Count the lines below that contain the word "Describe", and give only that number.

•••

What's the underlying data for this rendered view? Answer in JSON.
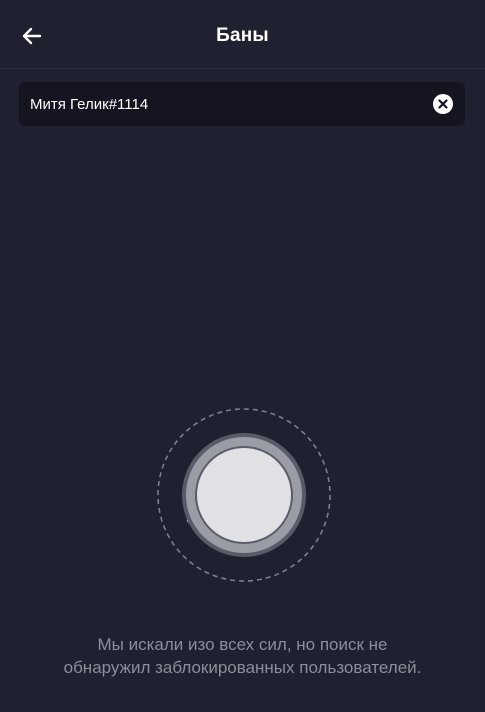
{
  "header": {
    "title": "Баны",
    "back_icon": "arrow-left-icon"
  },
  "search": {
    "value": "Митя Гелик#1114",
    "clear_icon": "clear-circle-x-icon"
  },
  "empty_state": {
    "icon": "magnifying-glass-icon",
    "message": "Мы искали изо всех сил, но поиск не обнаружил заблокированных пользователей."
  },
  "colors": {
    "background": "#1f2030",
    "search_background": "#141520",
    "text_primary": "#ffffff",
    "text_muted": "#8c8e99"
  }
}
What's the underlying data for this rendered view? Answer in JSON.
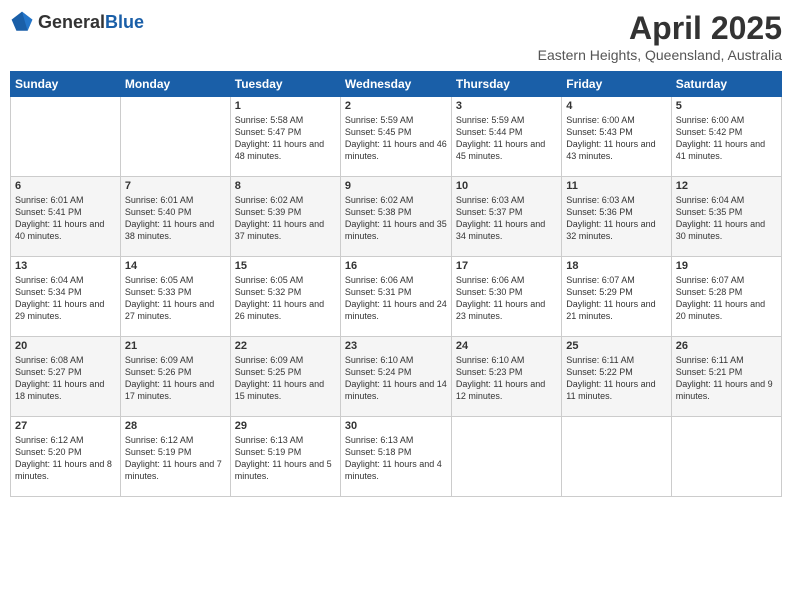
{
  "header": {
    "logo_general": "General",
    "logo_blue": "Blue",
    "month": "April 2025",
    "location": "Eastern Heights, Queensland, Australia"
  },
  "weekdays": [
    "Sunday",
    "Monday",
    "Tuesday",
    "Wednesday",
    "Thursday",
    "Friday",
    "Saturday"
  ],
  "weeks": [
    [
      {
        "day": "",
        "empty": true
      },
      {
        "day": "",
        "empty": true
      },
      {
        "day": "1",
        "sunrise": "Sunrise: 5:58 AM",
        "sunset": "Sunset: 5:47 PM",
        "daylight": "Daylight: 11 hours and 48 minutes."
      },
      {
        "day": "2",
        "sunrise": "Sunrise: 5:59 AM",
        "sunset": "Sunset: 5:45 PM",
        "daylight": "Daylight: 11 hours and 46 minutes."
      },
      {
        "day": "3",
        "sunrise": "Sunrise: 5:59 AM",
        "sunset": "Sunset: 5:44 PM",
        "daylight": "Daylight: 11 hours and 45 minutes."
      },
      {
        "day": "4",
        "sunrise": "Sunrise: 6:00 AM",
        "sunset": "Sunset: 5:43 PM",
        "daylight": "Daylight: 11 hours and 43 minutes."
      },
      {
        "day": "5",
        "sunrise": "Sunrise: 6:00 AM",
        "sunset": "Sunset: 5:42 PM",
        "daylight": "Daylight: 11 hours and 41 minutes."
      }
    ],
    [
      {
        "day": "6",
        "sunrise": "Sunrise: 6:01 AM",
        "sunset": "Sunset: 5:41 PM",
        "daylight": "Daylight: 11 hours and 40 minutes."
      },
      {
        "day": "7",
        "sunrise": "Sunrise: 6:01 AM",
        "sunset": "Sunset: 5:40 PM",
        "daylight": "Daylight: 11 hours and 38 minutes."
      },
      {
        "day": "8",
        "sunrise": "Sunrise: 6:02 AM",
        "sunset": "Sunset: 5:39 PM",
        "daylight": "Daylight: 11 hours and 37 minutes."
      },
      {
        "day": "9",
        "sunrise": "Sunrise: 6:02 AM",
        "sunset": "Sunset: 5:38 PM",
        "daylight": "Daylight: 11 hours and 35 minutes."
      },
      {
        "day": "10",
        "sunrise": "Sunrise: 6:03 AM",
        "sunset": "Sunset: 5:37 PM",
        "daylight": "Daylight: 11 hours and 34 minutes."
      },
      {
        "day": "11",
        "sunrise": "Sunrise: 6:03 AM",
        "sunset": "Sunset: 5:36 PM",
        "daylight": "Daylight: 11 hours and 32 minutes."
      },
      {
        "day": "12",
        "sunrise": "Sunrise: 6:04 AM",
        "sunset": "Sunset: 5:35 PM",
        "daylight": "Daylight: 11 hours and 30 minutes."
      }
    ],
    [
      {
        "day": "13",
        "sunrise": "Sunrise: 6:04 AM",
        "sunset": "Sunset: 5:34 PM",
        "daylight": "Daylight: 11 hours and 29 minutes."
      },
      {
        "day": "14",
        "sunrise": "Sunrise: 6:05 AM",
        "sunset": "Sunset: 5:33 PM",
        "daylight": "Daylight: 11 hours and 27 minutes."
      },
      {
        "day": "15",
        "sunrise": "Sunrise: 6:05 AM",
        "sunset": "Sunset: 5:32 PM",
        "daylight": "Daylight: 11 hours and 26 minutes."
      },
      {
        "day": "16",
        "sunrise": "Sunrise: 6:06 AM",
        "sunset": "Sunset: 5:31 PM",
        "daylight": "Daylight: 11 hours and 24 minutes."
      },
      {
        "day": "17",
        "sunrise": "Sunrise: 6:06 AM",
        "sunset": "Sunset: 5:30 PM",
        "daylight": "Daylight: 11 hours and 23 minutes."
      },
      {
        "day": "18",
        "sunrise": "Sunrise: 6:07 AM",
        "sunset": "Sunset: 5:29 PM",
        "daylight": "Daylight: 11 hours and 21 minutes."
      },
      {
        "day": "19",
        "sunrise": "Sunrise: 6:07 AM",
        "sunset": "Sunset: 5:28 PM",
        "daylight": "Daylight: 11 hours and 20 minutes."
      }
    ],
    [
      {
        "day": "20",
        "sunrise": "Sunrise: 6:08 AM",
        "sunset": "Sunset: 5:27 PM",
        "daylight": "Daylight: 11 hours and 18 minutes."
      },
      {
        "day": "21",
        "sunrise": "Sunrise: 6:09 AM",
        "sunset": "Sunset: 5:26 PM",
        "daylight": "Daylight: 11 hours and 17 minutes."
      },
      {
        "day": "22",
        "sunrise": "Sunrise: 6:09 AM",
        "sunset": "Sunset: 5:25 PM",
        "daylight": "Daylight: 11 hours and 15 minutes."
      },
      {
        "day": "23",
        "sunrise": "Sunrise: 6:10 AM",
        "sunset": "Sunset: 5:24 PM",
        "daylight": "Daylight: 11 hours and 14 minutes."
      },
      {
        "day": "24",
        "sunrise": "Sunrise: 6:10 AM",
        "sunset": "Sunset: 5:23 PM",
        "daylight": "Daylight: 11 hours and 12 minutes."
      },
      {
        "day": "25",
        "sunrise": "Sunrise: 6:11 AM",
        "sunset": "Sunset: 5:22 PM",
        "daylight": "Daylight: 11 hours and 11 minutes."
      },
      {
        "day": "26",
        "sunrise": "Sunrise: 6:11 AM",
        "sunset": "Sunset: 5:21 PM",
        "daylight": "Daylight: 11 hours and 9 minutes."
      }
    ],
    [
      {
        "day": "27",
        "sunrise": "Sunrise: 6:12 AM",
        "sunset": "Sunset: 5:20 PM",
        "daylight": "Daylight: 11 hours and 8 minutes."
      },
      {
        "day": "28",
        "sunrise": "Sunrise: 6:12 AM",
        "sunset": "Sunset: 5:19 PM",
        "daylight": "Daylight: 11 hours and 7 minutes."
      },
      {
        "day": "29",
        "sunrise": "Sunrise: 6:13 AM",
        "sunset": "Sunset: 5:19 PM",
        "daylight": "Daylight: 11 hours and 5 minutes."
      },
      {
        "day": "30",
        "sunrise": "Sunrise: 6:13 AM",
        "sunset": "Sunset: 5:18 PM",
        "daylight": "Daylight: 11 hours and 4 minutes."
      },
      {
        "day": "",
        "empty": true
      },
      {
        "day": "",
        "empty": true
      },
      {
        "day": "",
        "empty": true
      }
    ]
  ]
}
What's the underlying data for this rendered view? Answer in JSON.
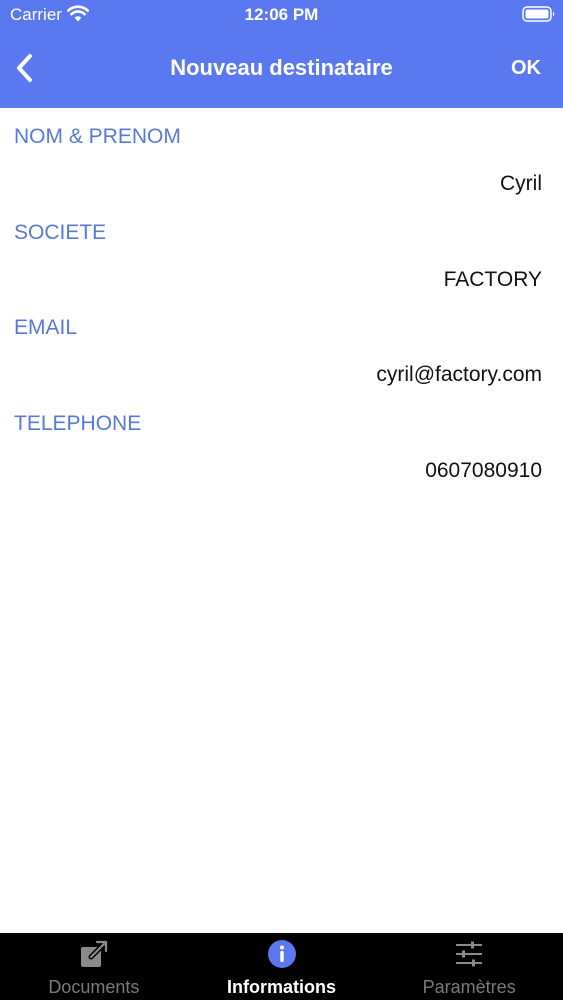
{
  "status_bar": {
    "carrier": "Carrier",
    "time": "12:06 PM"
  },
  "nav": {
    "title": "Nouveau destinataire",
    "ok_label": "OK"
  },
  "form": {
    "fields": [
      {
        "label": "NOM & PRENOM",
        "value": "Cyril"
      },
      {
        "label": "SOCIETE",
        "value": "FACTORY"
      },
      {
        "label": "EMAIL",
        "value": "cyril@factory.com"
      },
      {
        "label": "TELEPHONE",
        "value": "0607080910"
      }
    ]
  },
  "tab_bar": {
    "tabs": [
      {
        "label": "Documents",
        "icon": "share-icon",
        "active": false
      },
      {
        "label": "Informations",
        "icon": "info-icon",
        "active": true
      },
      {
        "label": "Paramètres",
        "icon": "sliders-icon",
        "active": false
      }
    ]
  },
  "colors": {
    "accent": "#5a78f0",
    "label": "#5a78d8",
    "tab_bar_bg": "#000000",
    "tab_inactive": "#7a7a7a"
  }
}
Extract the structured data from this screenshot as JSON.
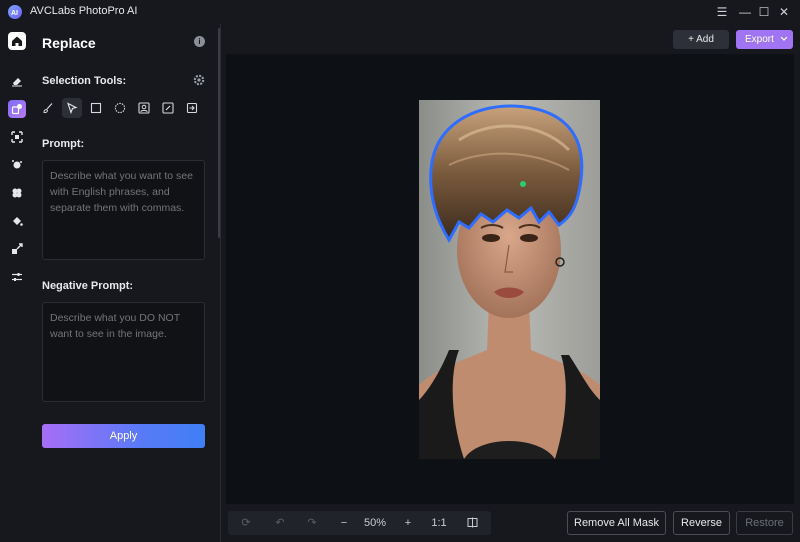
{
  "app": {
    "title": "AVCLabs PhotoPro AI"
  },
  "window_controls": [
    "☰",
    "—",
    "☐",
    "✕"
  ],
  "rail": {
    "items": [
      "home-icon",
      "eraser-icon",
      "replace-icon",
      "upscale-icon",
      "background-icon",
      "colorize-icon",
      "fill-icon",
      "resize-icon",
      "adjust-icon"
    ],
    "active": "replace-icon"
  },
  "panel": {
    "title": "Replace",
    "selection_tools_label": "Selection Tools:",
    "tools": [
      "brush-icon",
      "pointer-icon",
      "rectangle-icon",
      "ellipse-icon",
      "portrait-icon",
      "auto-select-icon",
      "import-icon"
    ],
    "selected_tool": "pointer-icon",
    "prompt_label": "Prompt:",
    "prompt_placeholder": "Describe what you want to see with English phrases, and separate them with commas.",
    "negative_label": "Negative Prompt:",
    "negative_placeholder": "Describe what you DO NOT want to see in the image.",
    "apply_label": "Apply"
  },
  "topbar": {
    "add_label": "+ Add",
    "export_label": "Export"
  },
  "bottom": {
    "zoom": "50%",
    "one_to_one": "1:1",
    "remove_all_mask": "Remove All Mask",
    "reverse": "Reverse",
    "restore": "Restore"
  },
  "colors": {
    "accent": "#a074f3",
    "mask_outline": "#2f6dff",
    "point": "#2ecc71"
  }
}
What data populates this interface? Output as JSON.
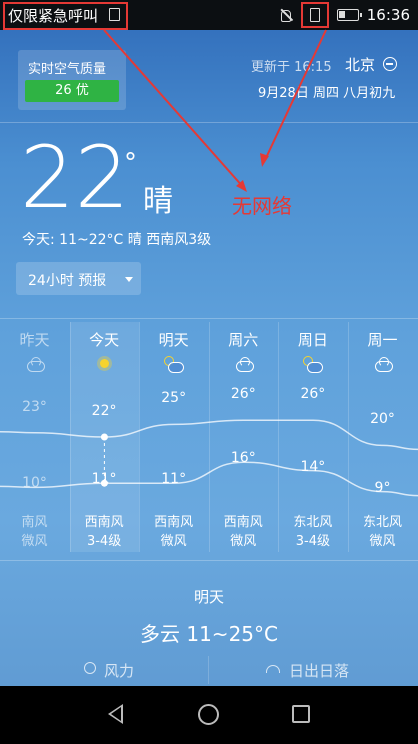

•••

# Full answer:
2